■ **Dataset records**
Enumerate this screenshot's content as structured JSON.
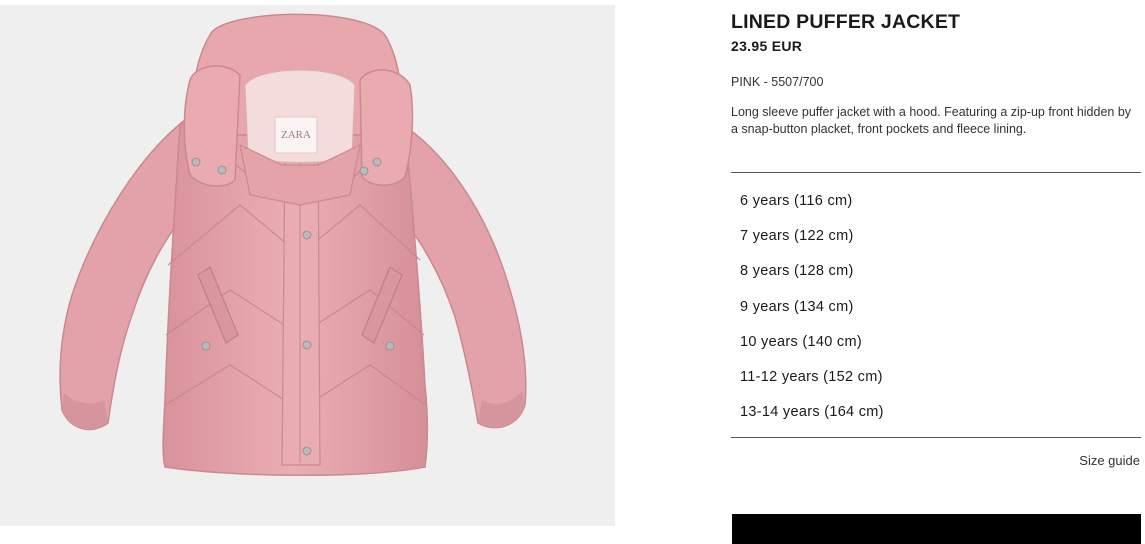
{
  "product": {
    "title": "LINED PUFFER JACKET",
    "price": "23.95 EUR",
    "color_ref": "PINK - 5507/700",
    "description": "Long sleeve puffer jacket with a hood. Featuring a zip-up front hidden by a snap-button placket, front pockets and fleece lining."
  },
  "sizes": [
    "6 years (116 cm)",
    "7 years (122 cm)",
    "8 years (128 cm)",
    "9 years (134 cm)",
    "10 years (140 cm)",
    "11-12 years (152 cm)",
    "13-14 years (164 cm)"
  ],
  "size_guide_label": "Size guide",
  "image": {
    "label_text": "ZARA",
    "colors": {
      "background": "#efefef",
      "jacket": "#e7a7ad",
      "jacket_shadow": "#cf8a92",
      "jacket_highlight": "#f2c3c7",
      "snap": "#b9b9bd",
      "fleece": "#f4dcdc"
    }
  }
}
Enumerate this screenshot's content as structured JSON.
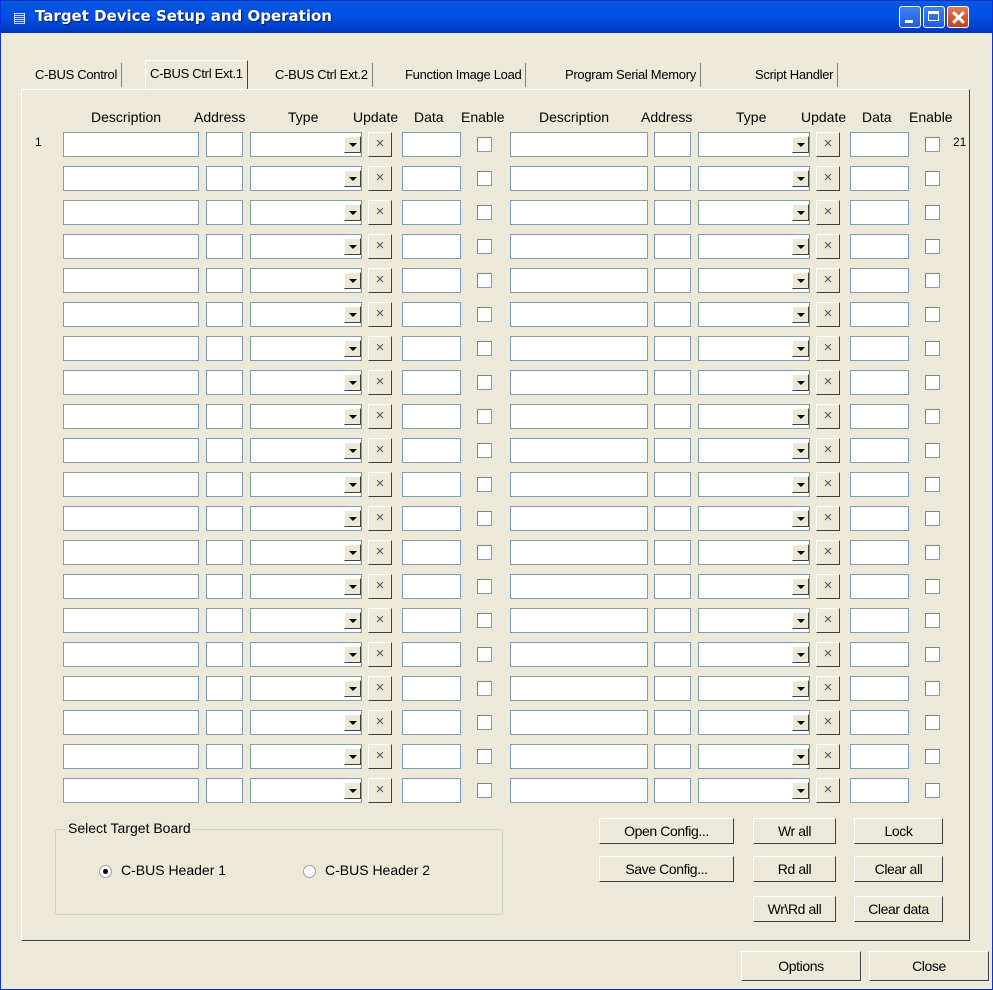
{
  "window": {
    "title": "Target Device Setup and Operation",
    "icon": "app-icon"
  },
  "tabs": [
    {
      "label": "C-BUS Control",
      "active": false
    },
    {
      "label": "C-BUS Ctrl Ext.1",
      "active": true
    },
    {
      "label": "C-BUS Ctrl Ext.2",
      "active": false
    },
    {
      "label": "Function Image Load",
      "active": false
    },
    {
      "label": "Program Serial Memory",
      "active": false
    },
    {
      "label": "Script Handler",
      "active": false
    }
  ],
  "columns": {
    "description": "Description",
    "address": "Address",
    "type": "Type",
    "update": "Update",
    "data": "Data",
    "enable": "Enable"
  },
  "row_labels": {
    "left_first": "1",
    "right_first": "21"
  },
  "update_glyph": "×",
  "row_count": 20,
  "target_board": {
    "legend": "Select Target Board",
    "options": [
      {
        "label": "C-BUS Header 1",
        "selected": true
      },
      {
        "label": "C-BUS Header 2",
        "selected": false
      }
    ]
  },
  "buttons": {
    "open_config": "Open Config...",
    "save_config": "Save Config...",
    "wr_all": "Wr all",
    "rd_all": "Rd all",
    "wr_rd_all": "Wr\\Rd all",
    "lock": "Lock",
    "clear_all": "Clear all",
    "clear_data": "Clear data",
    "options": "Options",
    "close": "Close"
  }
}
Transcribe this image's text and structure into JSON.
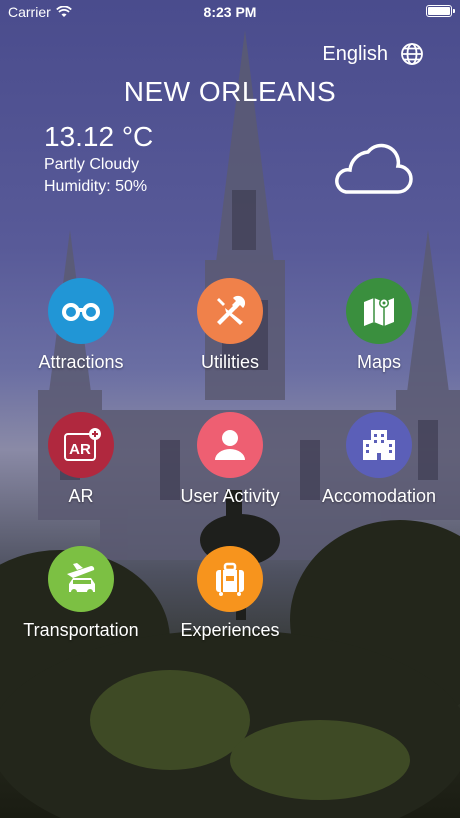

■ **GIVEN PROBLEM**
Set every line down exactly as written, leaving each picture out.

■ **SOLUTION**
Enumerate this screenshot's content as structured JSON.
{
  "product": {
    "title": "LINED PUFFER JACKET",
    "price": "23.95 EUR",
    "color_ref": "PINK - 5507/700",
    "description": "Long sleeve puffer jacket with a hood. Featuring a zip-up front hidden by a snap-button placket, front pockets and fleece lining."
  },
  "sizes": [
    "6 years (116 cm)",
    "7 years (122 cm)",
    "8 years (128 cm)",
    "9 years (134 cm)",
    "10 years (140 cm)",
    "11-12 years (152 cm)",
    "13-14 years (164 cm)"
  ],
  "size_guide_label": "Size guide",
  "image": {
    "label_text": "ZARA",
    "colors": {
      "background": "#efefef",
      "jacket": "#e7a7ad",
      "jacket_shadow": "#cf8a92",
      "jacket_highlight": "#f2c3c7",
      "snap": "#b9b9bd",
      "fleece": "#f4dcdc"
    }
  }
}
Enumerate this screenshot's content as structured JSON.
{
  "window": {
    "title": "Target Device Setup and Operation",
    "icon": "app-icon"
  },
  "tabs": [
    {
      "label": "C-BUS Control",
      "active": false
    },
    {
      "label": "C-BUS Ctrl Ext.1",
      "active": true
    },
    {
      "label": "C-BUS Ctrl Ext.2",
      "active": false
    },
    {
      "label": "Function Image Load",
      "active": false
    },
    {
      "label": "Program Serial Memory",
      "active": false
    },
    {
      "label": "Script Handler",
      "active": false
    }
  ],
  "columns": {
    "description": "Description",
    "address": "Address",
    "type": "Type",
    "update": "Update",
    "data": "Data",
    "enable": "Enable"
  },
  "row_labels": {
    "left_first": "1",
    "right_first": "21"
  },
  "update_glyph": "×",
  "row_count": 20,
  "target_board": {
    "legend": "Select Target Board",
    "options": [
      {
        "label": "C-BUS Header 1",
        "selected": true
      },
      {
        "label": "C-BUS Header 2",
        "selected": false
      }
    ]
  },
  "buttons": {
    "open_config": "Open Config...",
    "save_config": "Save Config...",
    "wr_all": "Wr all",
    "rd_all": "Rd all",
    "wr_rd_all": "Wr\\Rd all",
    "lock": "Lock",
    "clear_all": "Clear all",
    "clear_data": "Clear data",
    "options": "Options",
    "close": "Close"
  }
}
Transcribe this image's text and structure into JSON.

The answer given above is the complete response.